**WHAT THE TASK REQUIRES**
Report, word for word, every line of the material that contains "SRMTID".
--- DATASET ---
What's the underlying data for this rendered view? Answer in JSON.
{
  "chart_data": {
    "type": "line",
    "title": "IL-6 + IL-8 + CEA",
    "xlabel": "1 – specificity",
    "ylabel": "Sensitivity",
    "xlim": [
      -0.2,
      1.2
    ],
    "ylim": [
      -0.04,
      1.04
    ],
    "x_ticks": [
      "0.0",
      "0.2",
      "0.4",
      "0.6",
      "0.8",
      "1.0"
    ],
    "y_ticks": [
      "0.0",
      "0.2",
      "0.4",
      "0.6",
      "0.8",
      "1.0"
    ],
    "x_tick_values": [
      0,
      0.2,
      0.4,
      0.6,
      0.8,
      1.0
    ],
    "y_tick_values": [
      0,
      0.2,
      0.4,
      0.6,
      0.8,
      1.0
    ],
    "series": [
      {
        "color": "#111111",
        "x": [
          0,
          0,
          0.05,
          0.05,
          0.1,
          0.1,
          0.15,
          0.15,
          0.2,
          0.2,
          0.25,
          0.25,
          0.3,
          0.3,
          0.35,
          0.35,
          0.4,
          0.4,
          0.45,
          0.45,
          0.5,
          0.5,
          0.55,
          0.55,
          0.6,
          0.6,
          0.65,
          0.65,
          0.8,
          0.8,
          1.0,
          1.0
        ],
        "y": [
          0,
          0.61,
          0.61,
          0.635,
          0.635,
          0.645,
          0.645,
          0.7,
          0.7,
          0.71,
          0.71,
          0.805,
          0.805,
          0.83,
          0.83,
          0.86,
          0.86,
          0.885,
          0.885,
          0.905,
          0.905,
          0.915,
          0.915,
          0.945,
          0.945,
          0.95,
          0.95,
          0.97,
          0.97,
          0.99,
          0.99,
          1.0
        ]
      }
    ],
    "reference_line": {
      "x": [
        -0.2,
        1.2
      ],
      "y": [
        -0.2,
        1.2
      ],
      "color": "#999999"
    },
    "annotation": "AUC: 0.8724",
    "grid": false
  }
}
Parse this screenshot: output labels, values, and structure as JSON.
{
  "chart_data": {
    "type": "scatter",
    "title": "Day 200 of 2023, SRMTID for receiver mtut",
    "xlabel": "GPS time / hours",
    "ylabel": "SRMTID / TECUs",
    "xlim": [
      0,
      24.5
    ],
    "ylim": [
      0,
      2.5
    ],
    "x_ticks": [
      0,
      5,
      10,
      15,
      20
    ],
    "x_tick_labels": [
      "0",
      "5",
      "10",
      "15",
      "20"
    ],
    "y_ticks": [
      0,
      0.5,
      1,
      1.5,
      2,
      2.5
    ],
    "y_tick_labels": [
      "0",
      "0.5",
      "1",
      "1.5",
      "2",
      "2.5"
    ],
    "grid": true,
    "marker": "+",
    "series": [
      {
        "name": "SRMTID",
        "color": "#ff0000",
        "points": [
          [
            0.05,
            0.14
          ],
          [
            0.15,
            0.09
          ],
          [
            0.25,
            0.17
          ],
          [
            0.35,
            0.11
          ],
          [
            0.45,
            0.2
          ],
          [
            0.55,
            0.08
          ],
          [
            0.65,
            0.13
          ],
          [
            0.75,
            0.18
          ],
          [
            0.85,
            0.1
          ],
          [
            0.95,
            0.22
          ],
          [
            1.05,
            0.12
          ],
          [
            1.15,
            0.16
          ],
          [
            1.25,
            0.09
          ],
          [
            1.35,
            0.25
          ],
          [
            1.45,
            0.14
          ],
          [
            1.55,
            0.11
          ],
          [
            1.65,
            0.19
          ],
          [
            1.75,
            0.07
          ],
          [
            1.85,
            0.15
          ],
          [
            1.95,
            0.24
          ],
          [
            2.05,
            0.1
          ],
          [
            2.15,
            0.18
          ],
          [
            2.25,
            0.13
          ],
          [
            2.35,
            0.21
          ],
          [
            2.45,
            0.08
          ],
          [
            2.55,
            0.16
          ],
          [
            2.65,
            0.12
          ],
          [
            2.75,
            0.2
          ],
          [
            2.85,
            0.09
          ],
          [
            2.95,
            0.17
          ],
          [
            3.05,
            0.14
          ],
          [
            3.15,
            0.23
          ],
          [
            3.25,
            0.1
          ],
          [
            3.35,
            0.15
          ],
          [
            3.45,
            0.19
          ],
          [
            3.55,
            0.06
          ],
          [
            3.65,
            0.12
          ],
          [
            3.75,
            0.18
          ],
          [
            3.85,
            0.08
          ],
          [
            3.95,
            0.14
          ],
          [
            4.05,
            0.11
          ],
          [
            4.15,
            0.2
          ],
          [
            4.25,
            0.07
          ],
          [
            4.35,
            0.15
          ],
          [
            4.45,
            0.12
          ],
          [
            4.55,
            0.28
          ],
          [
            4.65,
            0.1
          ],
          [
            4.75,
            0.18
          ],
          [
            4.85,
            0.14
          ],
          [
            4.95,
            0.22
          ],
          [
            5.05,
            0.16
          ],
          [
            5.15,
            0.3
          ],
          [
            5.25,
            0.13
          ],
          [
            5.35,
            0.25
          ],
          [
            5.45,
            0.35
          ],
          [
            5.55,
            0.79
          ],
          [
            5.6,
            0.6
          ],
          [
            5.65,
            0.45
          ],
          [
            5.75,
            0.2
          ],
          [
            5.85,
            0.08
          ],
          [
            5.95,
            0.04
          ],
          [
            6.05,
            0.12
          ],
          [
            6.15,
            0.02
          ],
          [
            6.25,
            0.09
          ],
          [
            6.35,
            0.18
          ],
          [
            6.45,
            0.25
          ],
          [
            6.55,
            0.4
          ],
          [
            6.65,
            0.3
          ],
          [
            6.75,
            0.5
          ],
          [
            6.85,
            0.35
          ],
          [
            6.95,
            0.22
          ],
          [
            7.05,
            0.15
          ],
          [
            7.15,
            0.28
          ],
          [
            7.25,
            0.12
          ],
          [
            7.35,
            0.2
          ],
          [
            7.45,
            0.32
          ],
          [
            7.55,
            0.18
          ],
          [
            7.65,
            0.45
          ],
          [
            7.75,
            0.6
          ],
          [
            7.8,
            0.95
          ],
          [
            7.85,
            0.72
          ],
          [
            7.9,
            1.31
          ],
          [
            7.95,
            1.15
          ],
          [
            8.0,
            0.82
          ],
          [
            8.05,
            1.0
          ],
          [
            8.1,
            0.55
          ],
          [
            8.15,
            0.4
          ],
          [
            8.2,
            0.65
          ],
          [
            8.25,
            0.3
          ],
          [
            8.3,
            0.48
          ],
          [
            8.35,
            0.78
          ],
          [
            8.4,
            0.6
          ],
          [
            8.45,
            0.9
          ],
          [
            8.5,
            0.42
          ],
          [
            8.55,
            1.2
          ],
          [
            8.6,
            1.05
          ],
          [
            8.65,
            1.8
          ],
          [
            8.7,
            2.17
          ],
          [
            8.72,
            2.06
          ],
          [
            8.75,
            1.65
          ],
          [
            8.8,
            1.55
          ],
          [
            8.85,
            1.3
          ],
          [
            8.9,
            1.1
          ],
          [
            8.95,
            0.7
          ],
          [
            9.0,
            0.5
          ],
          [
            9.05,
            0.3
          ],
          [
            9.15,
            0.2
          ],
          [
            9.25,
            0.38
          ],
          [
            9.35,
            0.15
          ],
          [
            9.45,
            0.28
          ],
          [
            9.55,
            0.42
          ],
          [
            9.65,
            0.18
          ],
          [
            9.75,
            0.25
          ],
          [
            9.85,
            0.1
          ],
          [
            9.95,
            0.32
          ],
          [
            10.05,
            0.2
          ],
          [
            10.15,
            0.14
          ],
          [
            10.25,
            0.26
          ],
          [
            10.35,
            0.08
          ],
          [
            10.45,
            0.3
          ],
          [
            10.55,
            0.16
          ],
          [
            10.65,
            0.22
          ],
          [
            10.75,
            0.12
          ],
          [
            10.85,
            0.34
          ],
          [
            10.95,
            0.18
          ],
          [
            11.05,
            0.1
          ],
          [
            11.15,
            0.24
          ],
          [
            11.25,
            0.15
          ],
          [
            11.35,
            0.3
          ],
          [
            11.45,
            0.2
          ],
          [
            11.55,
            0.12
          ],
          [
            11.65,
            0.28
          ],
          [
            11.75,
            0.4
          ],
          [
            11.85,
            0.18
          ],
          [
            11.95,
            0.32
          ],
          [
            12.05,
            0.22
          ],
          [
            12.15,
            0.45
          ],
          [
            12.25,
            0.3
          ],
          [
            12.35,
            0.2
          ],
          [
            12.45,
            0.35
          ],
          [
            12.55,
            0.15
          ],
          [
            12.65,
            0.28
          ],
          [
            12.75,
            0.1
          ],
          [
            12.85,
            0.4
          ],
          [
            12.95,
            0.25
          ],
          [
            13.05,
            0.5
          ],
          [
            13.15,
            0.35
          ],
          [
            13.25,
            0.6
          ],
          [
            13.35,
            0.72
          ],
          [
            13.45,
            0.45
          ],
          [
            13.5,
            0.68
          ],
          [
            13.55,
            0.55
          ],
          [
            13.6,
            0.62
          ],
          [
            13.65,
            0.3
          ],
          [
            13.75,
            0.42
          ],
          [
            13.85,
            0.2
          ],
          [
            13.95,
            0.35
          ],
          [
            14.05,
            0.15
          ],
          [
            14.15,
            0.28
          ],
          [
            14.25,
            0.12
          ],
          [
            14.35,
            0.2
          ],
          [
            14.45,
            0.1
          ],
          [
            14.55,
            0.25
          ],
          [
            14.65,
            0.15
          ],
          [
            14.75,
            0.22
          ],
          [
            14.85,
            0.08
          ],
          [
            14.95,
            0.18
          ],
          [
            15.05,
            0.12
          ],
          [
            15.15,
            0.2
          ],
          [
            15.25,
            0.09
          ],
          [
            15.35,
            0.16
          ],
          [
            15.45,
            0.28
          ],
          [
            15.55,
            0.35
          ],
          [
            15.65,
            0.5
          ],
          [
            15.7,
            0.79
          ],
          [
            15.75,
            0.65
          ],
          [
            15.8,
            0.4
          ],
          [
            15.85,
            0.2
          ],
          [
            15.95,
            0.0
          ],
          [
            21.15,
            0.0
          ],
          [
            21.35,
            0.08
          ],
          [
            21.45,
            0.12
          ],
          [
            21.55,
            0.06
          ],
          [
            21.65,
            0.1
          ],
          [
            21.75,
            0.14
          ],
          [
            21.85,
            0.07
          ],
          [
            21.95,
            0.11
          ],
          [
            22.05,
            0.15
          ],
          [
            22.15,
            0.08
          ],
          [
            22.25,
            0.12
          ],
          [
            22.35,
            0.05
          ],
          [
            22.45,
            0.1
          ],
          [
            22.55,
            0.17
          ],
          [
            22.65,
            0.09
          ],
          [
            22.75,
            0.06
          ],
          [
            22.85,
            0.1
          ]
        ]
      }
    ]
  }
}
---
**WORKED ANSWER**
    "title": "Day 200 of 2023, SRMTID for receiver mtut",
    "ylabel": "SRMTID / TECUs",
        "name": "SRMTID",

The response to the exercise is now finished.